[Stored records]
***
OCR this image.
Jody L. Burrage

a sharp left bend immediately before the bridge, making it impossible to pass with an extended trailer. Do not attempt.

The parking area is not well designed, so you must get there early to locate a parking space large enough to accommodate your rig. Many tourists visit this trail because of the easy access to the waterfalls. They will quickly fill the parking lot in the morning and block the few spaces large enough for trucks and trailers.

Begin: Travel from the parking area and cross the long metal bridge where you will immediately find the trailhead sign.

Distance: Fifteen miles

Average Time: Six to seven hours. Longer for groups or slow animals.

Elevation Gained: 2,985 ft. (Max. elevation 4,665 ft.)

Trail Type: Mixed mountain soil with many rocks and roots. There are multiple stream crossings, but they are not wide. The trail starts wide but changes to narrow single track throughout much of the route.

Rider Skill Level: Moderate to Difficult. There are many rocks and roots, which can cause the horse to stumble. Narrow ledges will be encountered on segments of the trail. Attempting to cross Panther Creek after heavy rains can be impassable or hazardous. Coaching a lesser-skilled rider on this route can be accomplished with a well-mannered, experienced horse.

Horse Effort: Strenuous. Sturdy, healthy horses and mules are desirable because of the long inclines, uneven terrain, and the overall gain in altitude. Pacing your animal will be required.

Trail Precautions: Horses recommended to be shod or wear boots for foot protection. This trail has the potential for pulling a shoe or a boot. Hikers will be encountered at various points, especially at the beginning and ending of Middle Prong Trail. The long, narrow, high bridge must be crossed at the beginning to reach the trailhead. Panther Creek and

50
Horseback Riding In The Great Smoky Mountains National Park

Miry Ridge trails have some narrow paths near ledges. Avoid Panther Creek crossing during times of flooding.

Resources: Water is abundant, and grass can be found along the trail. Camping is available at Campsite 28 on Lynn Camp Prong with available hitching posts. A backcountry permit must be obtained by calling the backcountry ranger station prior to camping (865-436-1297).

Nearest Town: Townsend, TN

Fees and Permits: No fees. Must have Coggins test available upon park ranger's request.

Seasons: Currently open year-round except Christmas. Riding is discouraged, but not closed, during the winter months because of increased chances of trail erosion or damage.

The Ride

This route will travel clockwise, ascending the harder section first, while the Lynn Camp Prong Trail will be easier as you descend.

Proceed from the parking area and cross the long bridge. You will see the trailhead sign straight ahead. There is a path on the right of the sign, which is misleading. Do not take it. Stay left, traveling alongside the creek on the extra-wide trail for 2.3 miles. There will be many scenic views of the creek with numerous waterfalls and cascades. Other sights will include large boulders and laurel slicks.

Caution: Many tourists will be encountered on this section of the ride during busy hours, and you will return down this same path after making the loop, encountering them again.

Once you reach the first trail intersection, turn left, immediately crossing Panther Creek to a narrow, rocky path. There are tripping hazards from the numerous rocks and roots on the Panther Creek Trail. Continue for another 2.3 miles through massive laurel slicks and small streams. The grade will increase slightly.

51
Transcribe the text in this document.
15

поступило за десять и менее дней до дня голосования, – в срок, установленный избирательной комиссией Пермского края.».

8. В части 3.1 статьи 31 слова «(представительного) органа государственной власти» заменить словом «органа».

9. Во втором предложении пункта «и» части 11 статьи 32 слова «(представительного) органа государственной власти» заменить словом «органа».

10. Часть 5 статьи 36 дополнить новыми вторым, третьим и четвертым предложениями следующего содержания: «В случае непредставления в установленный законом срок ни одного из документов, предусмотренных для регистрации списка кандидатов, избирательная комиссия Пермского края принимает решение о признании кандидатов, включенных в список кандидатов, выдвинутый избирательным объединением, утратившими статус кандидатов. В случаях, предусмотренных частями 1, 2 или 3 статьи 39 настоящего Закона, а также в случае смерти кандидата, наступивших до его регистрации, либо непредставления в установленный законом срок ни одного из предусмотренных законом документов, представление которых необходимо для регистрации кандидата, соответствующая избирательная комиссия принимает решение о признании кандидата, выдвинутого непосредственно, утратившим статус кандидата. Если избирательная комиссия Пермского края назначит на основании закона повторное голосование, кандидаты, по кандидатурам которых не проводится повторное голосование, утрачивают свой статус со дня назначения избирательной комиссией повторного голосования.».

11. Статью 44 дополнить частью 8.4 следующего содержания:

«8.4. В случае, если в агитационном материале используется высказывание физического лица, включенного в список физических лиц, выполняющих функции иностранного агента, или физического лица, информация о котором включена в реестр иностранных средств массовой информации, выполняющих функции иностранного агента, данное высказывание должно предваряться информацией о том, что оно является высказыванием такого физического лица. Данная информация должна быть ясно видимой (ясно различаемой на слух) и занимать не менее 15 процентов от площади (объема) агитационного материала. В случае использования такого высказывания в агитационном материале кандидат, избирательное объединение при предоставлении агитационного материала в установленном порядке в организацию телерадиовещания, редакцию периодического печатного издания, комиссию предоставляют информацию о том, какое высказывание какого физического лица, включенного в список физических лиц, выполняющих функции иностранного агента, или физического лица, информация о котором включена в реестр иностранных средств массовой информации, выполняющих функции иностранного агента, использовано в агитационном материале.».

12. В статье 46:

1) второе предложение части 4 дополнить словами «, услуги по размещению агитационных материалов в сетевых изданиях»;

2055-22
***
■ Instruction
Copy out every line where the word "numerous" occurs.

■ Task answer
Proceed from the parking area and cross the long bridge. You will see the trailhead sign straight ahead. There is a path on the right of the sign, which is misleading. Do not take it. Stay left, traveling alongside the creek on the extra-wide trail for 2.3 miles. There will be many scenic views of the creek with numerous waterfalls and cascades. Other sights will include large boulders and laurel slicks.
Once you reach the first trail intersection, turn left, immediately crossing Panther Creek to a narrow, rocky path. There are tripping hazards from the numerous rocks and roots on the Panther Creek Trail. Continue for another 2.3 miles through massive laurel slicks and small streams. The grade will increase slightly.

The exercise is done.